(Figure collection entries)
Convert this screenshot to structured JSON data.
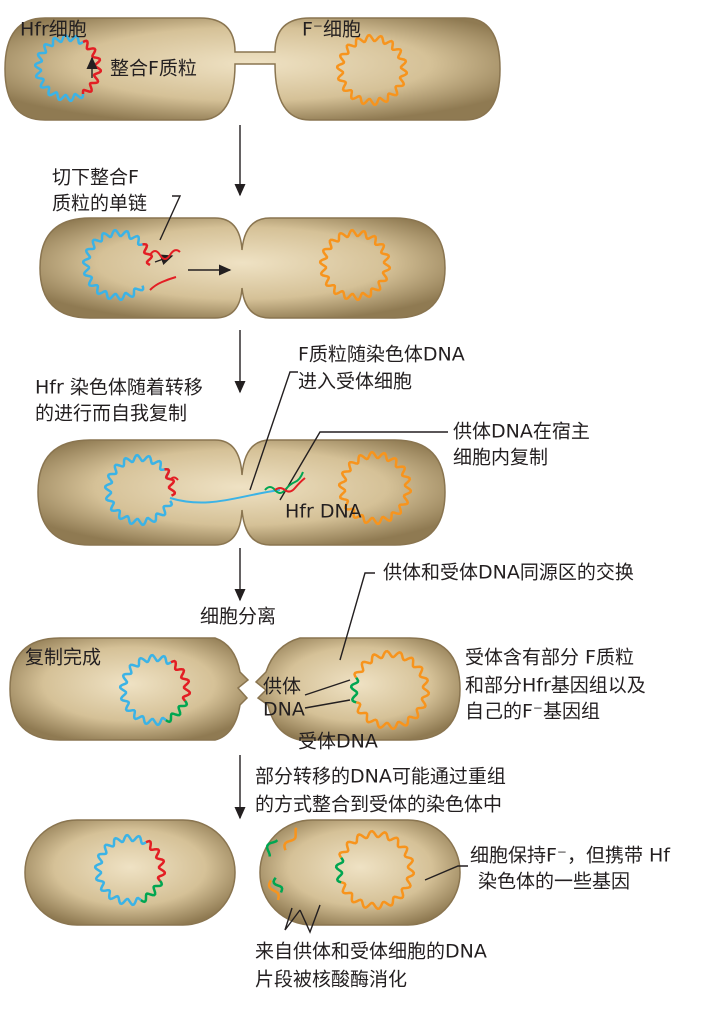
{
  "stage1": {
    "hfr_cell": "Hfr细胞",
    "f_minus_cell": "F⁻细胞",
    "integrated_plasmid": "整合F质粒"
  },
  "stage2": {
    "note_line1": "切下整合F",
    "note_line2": "质粒的单链"
  },
  "stage3": {
    "plasmid_line1": "F质粒随染色体DNA",
    "plasmid_line2": "进入受体细胞",
    "replication_line1": "Hfr 染色体随着转移",
    "replication_line2": "的进行而自我复制",
    "donor_line1": "供体DNA在宿主",
    "donor_line2": "细胞内复制",
    "hfr_dna": "Hfr DNA"
  },
  "stage4": {
    "exchange": "供体和受体DNA同源区的交换",
    "separation": "细胞分离",
    "complete": "复制完成",
    "donor_line1": "供体",
    "donor_line2": "DNA",
    "recipient_dna": "受体DNA",
    "result_line1": "受体含有部分 F质粒",
    "result_line2": "和部分Hfr基因组以及",
    "result_line3": "自己的F⁻基因组"
  },
  "stage5": {
    "recombine_line1": "部分转移的DNA可能通过重组",
    "recombine_line2": "的方式整合到受体的染色体中",
    "keep_line1": "细胞保持F⁻，但携带 Hf",
    "keep_line2": "染色体的一些基因",
    "digest_line1": "来自供体和受体细胞的DNA",
    "digest_line2": "片段被核酸酶消化"
  }
}
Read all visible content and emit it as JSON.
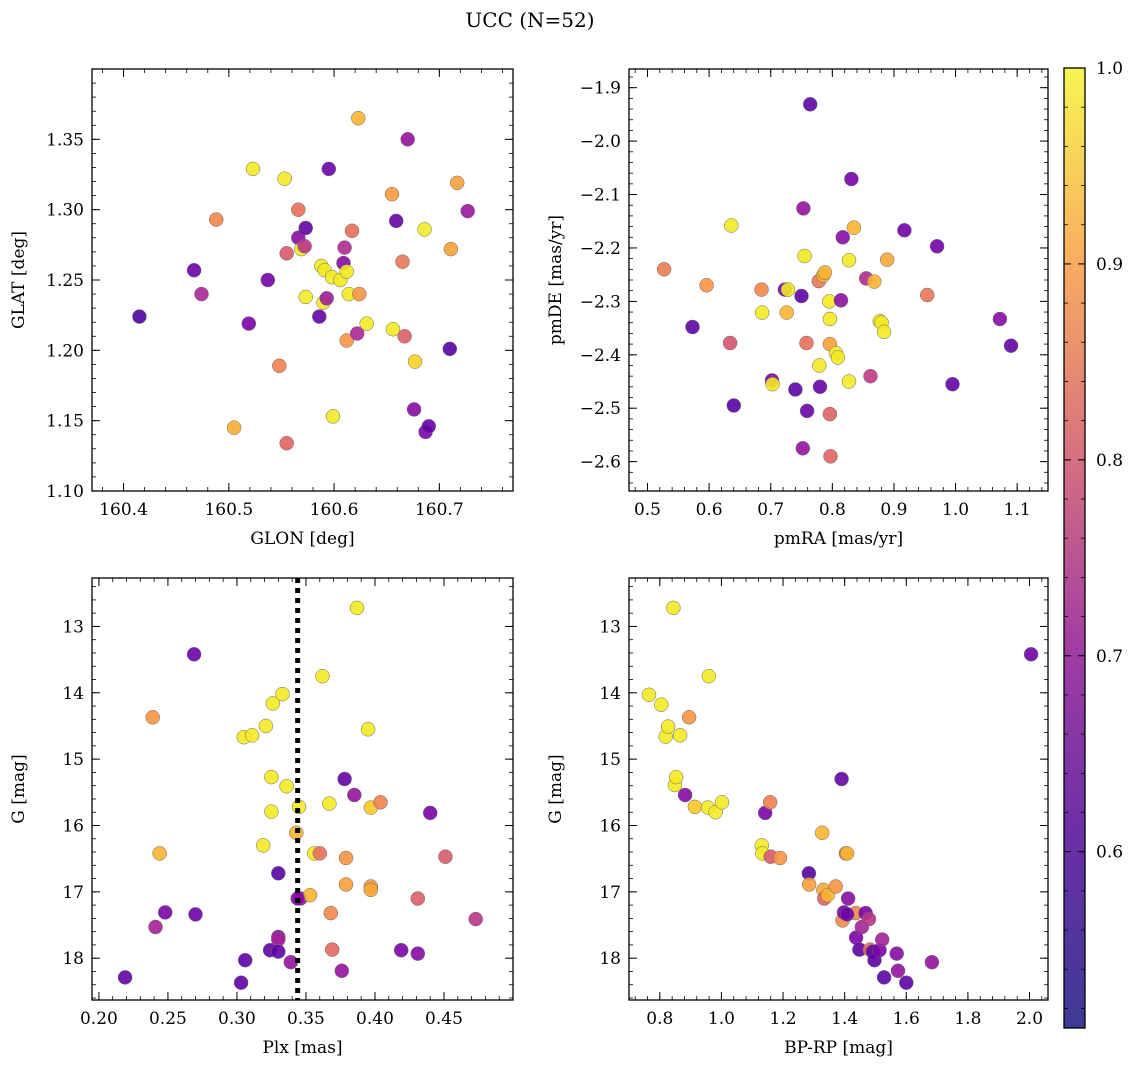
{
  "figure": {
    "title": "UCC (N=52)"
  },
  "colorbar": {
    "ticks": [
      "1.0",
      "0.9",
      "0.8",
      "0.7",
      "0.6"
    ],
    "range": [
      0.51,
      1.0
    ],
    "colormap": "plasma"
  },
  "chart_data": [
    {
      "id": "sky",
      "type": "scatter",
      "xlabel": "GLON [deg]",
      "ylabel": "GLAT [deg]",
      "xlim": [
        160.37,
        160.77
      ],
      "ylim": [
        1.1,
        1.4
      ],
      "xticks": [
        160.4,
        160.5,
        160.6,
        160.7
      ],
      "xtick_labels": [
        "160.4",
        "160.5",
        "160.6",
        "160.7"
      ],
      "yticks": [
        1.1,
        1.15,
        1.2,
        1.25,
        1.3,
        1.35
      ],
      "ytick_labels": [
        "1.10",
        "1.15",
        "1.20",
        "1.25",
        "1.30",
        "1.35"
      ],
      "points": [
        [
          160.415,
          1.224,
          0.52
        ],
        [
          160.467,
          1.257,
          0.56
        ],
        [
          160.474,
          1.24,
          0.66
        ],
        [
          160.488,
          1.293,
          0.84
        ],
        [
          160.505,
          1.145,
          0.9
        ],
        [
          160.519,
          1.219,
          0.58
        ],
        [
          160.523,
          1.329,
          0.98
        ],
        [
          160.537,
          1.25,
          0.57
        ],
        [
          160.548,
          1.189,
          0.83
        ],
        [
          160.553,
          1.322,
          0.98
        ],
        [
          160.555,
          1.134,
          0.78
        ],
        [
          160.555,
          1.269,
          0.76
        ],
        [
          160.566,
          1.3,
          0.8
        ],
        [
          160.566,
          1.28,
          0.6
        ],
        [
          160.569,
          1.272,
          0.98
        ],
        [
          160.573,
          1.287,
          0.55
        ],
        [
          160.572,
          1.274,
          0.69
        ],
        [
          160.573,
          1.238,
          0.98
        ],
        [
          160.586,
          1.224,
          0.55
        ],
        [
          160.588,
          1.26,
          0.98
        ],
        [
          160.59,
          1.234,
          0.98
        ],
        [
          160.591,
          1.257,
          0.98
        ],
        [
          160.593,
          1.237,
          0.64
        ],
        [
          160.595,
          1.329,
          0.56
        ],
        [
          160.598,
          1.252,
          0.98
        ],
        [
          160.599,
          1.153,
          0.98
        ],
        [
          160.606,
          1.25,
          0.98
        ],
        [
          160.609,
          1.262,
          0.6
        ],
        [
          160.61,
          1.273,
          0.67
        ],
        [
          160.612,
          1.256,
          0.98
        ],
        [
          160.612,
          1.207,
          0.86
        ],
        [
          160.614,
          1.24,
          0.98
        ],
        [
          160.617,
          1.285,
          0.8
        ],
        [
          160.622,
          1.212,
          0.66
        ],
        [
          160.623,
          1.365,
          0.91
        ],
        [
          160.624,
          1.24,
          0.86
        ],
        [
          160.631,
          1.219,
          0.98
        ],
        [
          160.655,
          1.311,
          0.87
        ],
        [
          160.656,
          1.215,
          0.98
        ],
        [
          160.659,
          1.292,
          0.55
        ],
        [
          160.665,
          1.263,
          0.81
        ],
        [
          160.667,
          1.21,
          0.77
        ],
        [
          160.67,
          1.35,
          0.62
        ],
        [
          160.676,
          1.158,
          0.6
        ],
        [
          160.677,
          1.192,
          0.95
        ],
        [
          160.686,
          1.286,
          0.98
        ],
        [
          160.687,
          1.142,
          0.58
        ],
        [
          160.69,
          1.146,
          0.55
        ],
        [
          160.71,
          1.201,
          0.53
        ],
        [
          160.711,
          1.272,
          0.88
        ],
        [
          160.717,
          1.319,
          0.88
        ],
        [
          160.727,
          1.299,
          0.63
        ]
      ]
    },
    {
      "id": "pm",
      "type": "scatter",
      "xlabel": "pmRA [mas/yr]",
      "ylabel": "pmDE [mas/yr]",
      "xlim": [
        0.47,
        1.15
      ],
      "ylim": [
        -2.655,
        -1.865
      ],
      "xticks": [
        0.5,
        0.6,
        0.7,
        0.8,
        0.9,
        1.0,
        1.1
      ],
      "xtick_labels": [
        "0.5",
        "0.6",
        "0.7",
        "0.8",
        "0.9",
        "1.0",
        "1.1"
      ],
      "yticks": [
        -2.6,
        -2.5,
        -2.4,
        -2.3,
        -2.2,
        -2.1,
        -2.0,
        -1.9
      ],
      "ytick_labels": [
        "−2.6",
        "−2.5",
        "−2.4",
        "−2.3",
        "−2.2",
        "−2.1",
        "−2.0",
        "−1.9"
      ],
      "points": [
        [
          0.527,
          -2.24,
          0.82
        ],
        [
          0.573,
          -2.348,
          0.54
        ],
        [
          0.596,
          -2.27,
          0.86
        ],
        [
          0.636,
          -2.158,
          0.98
        ],
        [
          0.634,
          -2.378,
          0.75
        ],
        [
          0.64,
          -2.495,
          0.53
        ],
        [
          0.685,
          -2.278,
          0.84
        ],
        [
          0.686,
          -2.321,
          0.98
        ],
        [
          0.702,
          -2.448,
          0.58
        ],
        [
          0.703,
          -2.455,
          0.98
        ],
        [
          0.723,
          -2.278,
          0.58
        ],
        [
          0.726,
          -2.321,
          0.91
        ],
        [
          0.728,
          -2.278,
          0.98
        ],
        [
          0.74,
          -2.465,
          0.54
        ],
        [
          0.75,
          -2.29,
          0.54
        ],
        [
          0.752,
          -2.575,
          0.62
        ],
        [
          0.753,
          -2.126,
          0.62
        ],
        [
          0.755,
          -2.215,
          0.98
        ],
        [
          0.758,
          -2.378,
          0.8
        ],
        [
          0.759,
          -2.505,
          0.56
        ],
        [
          0.764,
          -1.931,
          0.54
        ],
        [
          0.778,
          -2.262,
          0.81
        ],
        [
          0.779,
          -2.42,
          0.98
        ],
        [
          0.78,
          -2.46,
          0.55
        ],
        [
          0.785,
          -2.252,
          0.9
        ],
        [
          0.788,
          -2.246,
          0.91
        ],
        [
          0.795,
          -2.3,
          0.98
        ],
        [
          0.796,
          -2.38,
          0.88
        ],
        [
          0.796,
          -2.333,
          0.98
        ],
        [
          0.796,
          -2.511,
          0.78
        ],
        [
          0.797,
          -2.59,
          0.78
        ],
        [
          0.806,
          -2.397,
          0.98
        ],
        [
          0.809,
          -2.405,
          0.98
        ],
        [
          0.814,
          -2.298,
          0.61
        ],
        [
          0.817,
          -2.18,
          0.6
        ],
        [
          0.827,
          -2.45,
          0.98
        ],
        [
          0.827,
          -2.223,
          0.98
        ],
        [
          0.831,
          -2.071,
          0.57
        ],
        [
          0.835,
          -2.162,
          0.91
        ],
        [
          0.855,
          -2.257,
          0.67
        ],
        [
          0.862,
          -2.44,
          0.7
        ],
        [
          0.868,
          -2.263,
          0.91
        ],
        [
          0.877,
          -2.337,
          0.98
        ],
        [
          0.88,
          -2.34,
          0.98
        ],
        [
          0.884,
          -2.357,
          0.98
        ],
        [
          0.889,
          -2.222,
          0.89
        ],
        [
          0.917,
          -2.167,
          0.57
        ],
        [
          0.954,
          -2.288,
          0.81
        ],
        [
          0.97,
          -2.197,
          0.57
        ],
        [
          0.995,
          -2.455,
          0.55
        ],
        [
          1.072,
          -2.333,
          0.6
        ],
        [
          1.09,
          -2.383,
          0.55
        ]
      ]
    },
    {
      "id": "plx",
      "type": "scatter",
      "xlabel": "Plx [mas]",
      "ylabel": "G [mag]",
      "xlim": [
        0.195,
        0.5
      ],
      "ylim": [
        18.63,
        12.27
      ],
      "xticks": [
        0.2,
        0.25,
        0.3,
        0.35,
        0.4,
        0.45
      ],
      "xtick_labels": [
        "0.20",
        "0.25",
        "0.30",
        "0.35",
        "0.40",
        "0.45"
      ],
      "yticks": [
        13,
        14,
        15,
        16,
        17,
        18
      ],
      "ytick_labels": [
        "13",
        "14",
        "15",
        "16",
        "17",
        "18"
      ],
      "vline": {
        "x": 0.344,
        "style": "dotted",
        "color": "#000000"
      },
      "points": [
        [
          0.219,
          18.29,
          0.54
        ],
        [
          0.239,
          14.37,
          0.86
        ],
        [
          0.241,
          17.53,
          0.65
        ],
        [
          0.244,
          16.42,
          0.91
        ],
        [
          0.248,
          17.31,
          0.58
        ],
        [
          0.269,
          13.42,
          0.56
        ],
        [
          0.27,
          17.34,
          0.56
        ],
        [
          0.303,
          18.37,
          0.54
        ],
        [
          0.305,
          14.67,
          0.98
        ],
        [
          0.306,
          18.03,
          0.54
        ],
        [
          0.311,
          14.64,
          0.98
        ],
        [
          0.319,
          16.3,
          0.98
        ],
        [
          0.321,
          14.5,
          0.98
        ],
        [
          0.324,
          17.88,
          0.54
        ],
        [
          0.325,
          15.79,
          0.98
        ],
        [
          0.325,
          15.27,
          0.98
        ],
        [
          0.326,
          14.16,
          0.98
        ],
        [
          0.33,
          17.68,
          0.6
        ],
        [
          0.33,
          17.72,
          0.65
        ],
        [
          0.33,
          16.72,
          0.53
        ],
        [
          0.33,
          17.9,
          0.54
        ],
        [
          0.333,
          14.02,
          0.98
        ],
        [
          0.336,
          15.41,
          0.98
        ],
        [
          0.339,
          18.06,
          0.62
        ],
        [
          0.343,
          16.11,
          0.91
        ],
        [
          0.345,
          15.72,
          0.98
        ],
        [
          0.346,
          17.1,
          0.61
        ],
        [
          0.353,
          17.05,
          0.91
        ],
        [
          0.356,
          16.42,
          0.98
        ],
        [
          0.36,
          16.42,
          0.8
        ],
        [
          0.362,
          13.75,
          0.98
        ],
        [
          0.367,
          15.67,
          0.98
        ],
        [
          0.368,
          17.32,
          0.84
        ],
        [
          0.369,
          17.87,
          0.79
        ],
        [
          0.376,
          18.19,
          0.62
        ],
        [
          0.378,
          15.3,
          0.55
        ],
        [
          0.379,
          16.89,
          0.88
        ],
        [
          0.379,
          16.49,
          0.86
        ],
        [
          0.385,
          15.54,
          0.62
        ],
        [
          0.387,
          12.72,
          0.98
        ],
        [
          0.395,
          14.55,
          0.98
        ],
        [
          0.397,
          15.73,
          0.94
        ],
        [
          0.397,
          16.92,
          0.86
        ],
        [
          0.397,
          16.97,
          0.89
        ],
        [
          0.404,
          15.65,
          0.83
        ],
        [
          0.419,
          17.88,
          0.58
        ],
        [
          0.431,
          17.1,
          0.77
        ],
        [
          0.431,
          17.93,
          0.6
        ],
        [
          0.44,
          15.81,
          0.58
        ],
        [
          0.451,
          16.47,
          0.76
        ],
        [
          0.473,
          17.41,
          0.69
        ],
        [
          0.344,
          17.1,
          0.6
        ]
      ]
    },
    {
      "id": "cmd",
      "type": "scatter",
      "xlabel": "BP-RP [mag]",
      "ylabel": "G [mag]",
      "xlim": [
        0.7,
        2.06
      ],
      "ylim": [
        18.63,
        12.27
      ],
      "xticks": [
        0.8,
        1.0,
        1.2,
        1.4,
        1.6,
        1.8,
        2.0
      ],
      "xtick_labels": [
        "0.8",
        "1.0",
        "1.2",
        "1.4",
        "1.6",
        "1.8",
        "2.0"
      ],
      "yticks": [
        13,
        14,
        15,
        16,
        17,
        18
      ],
      "ytick_labels": [
        "13",
        "14",
        "15",
        "16",
        "17",
        "18"
      ],
      "points": [
        [
          0.765,
          14.03,
          0.98
        ],
        [
          0.805,
          14.18,
          0.98
        ],
        [
          0.819,
          14.66,
          0.98
        ],
        [
          0.827,
          14.51,
          0.98
        ],
        [
          0.844,
          12.72,
          0.98
        ],
        [
          0.849,
          15.39,
          0.98
        ],
        [
          0.853,
          15.27,
          0.98
        ],
        [
          0.866,
          14.64,
          0.98
        ],
        [
          0.882,
          15.54,
          0.6
        ],
        [
          0.895,
          14.37,
          0.86
        ],
        [
          0.914,
          15.72,
          0.94
        ],
        [
          0.956,
          15.73,
          0.98
        ],
        [
          0.959,
          13.75,
          0.98
        ],
        [
          0.981,
          15.8,
          0.98
        ],
        [
          1.002,
          15.65,
          0.98
        ],
        [
          1.131,
          16.3,
          0.98
        ],
        [
          1.133,
          16.42,
          0.98
        ],
        [
          1.142,
          15.81,
          0.58
        ],
        [
          1.158,
          15.65,
          0.83
        ],
        [
          1.16,
          16.47,
          0.76
        ],
        [
          1.19,
          16.49,
          0.86
        ],
        [
          1.284,
          16.72,
          0.53
        ],
        [
          1.285,
          16.89,
          0.88
        ],
        [
          1.327,
          16.11,
          0.91
        ],
        [
          1.331,
          16.97,
          0.89
        ],
        [
          1.334,
          17.1,
          0.77
        ],
        [
          1.345,
          17.05,
          0.91
        ],
        [
          1.371,
          16.92,
          0.86
        ],
        [
          1.39,
          15.3,
          0.55
        ],
        [
          1.393,
          17.43,
          0.84
        ],
        [
          1.398,
          17.31,
          0.58
        ],
        [
          1.404,
          16.42,
          0.8
        ],
        [
          1.408,
          16.42,
          0.91
        ],
        [
          1.411,
          17.1,
          0.6
        ],
        [
          1.436,
          17.32,
          0.84
        ],
        [
          1.437,
          17.69,
          0.58
        ],
        [
          1.448,
          17.87,
          0.54
        ],
        [
          1.456,
          17.53,
          0.65
        ],
        [
          1.468,
          17.32,
          0.58
        ],
        [
          1.479,
          17.41,
          0.69
        ],
        [
          1.482,
          17.87,
          0.79
        ],
        [
          1.492,
          17.9,
          0.54
        ],
        [
          1.497,
          18.03,
          0.54
        ],
        [
          1.513,
          17.88,
          0.58
        ],
        [
          1.522,
          17.72,
          0.65
        ],
        [
          1.528,
          18.29,
          0.54
        ],
        [
          1.569,
          17.93,
          0.6
        ],
        [
          1.573,
          18.19,
          0.62
        ],
        [
          1.6,
          18.37,
          0.54
        ],
        [
          1.683,
          18.06,
          0.62
        ],
        [
          2.005,
          13.42,
          0.56
        ],
        [
          1.408,
          17.34,
          0.56
        ]
      ]
    }
  ]
}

STATED TASK: Check each line of the records above for the string "xlabel", and report every line that has it.

EXERCISE OUTPUT:
      "xlabel": "GLON [deg]",
      "xlabel": "pmRA [mas/yr]",
      "xlabel": "Plx [mas]",
      "xlabel": "BP-RP [mag]",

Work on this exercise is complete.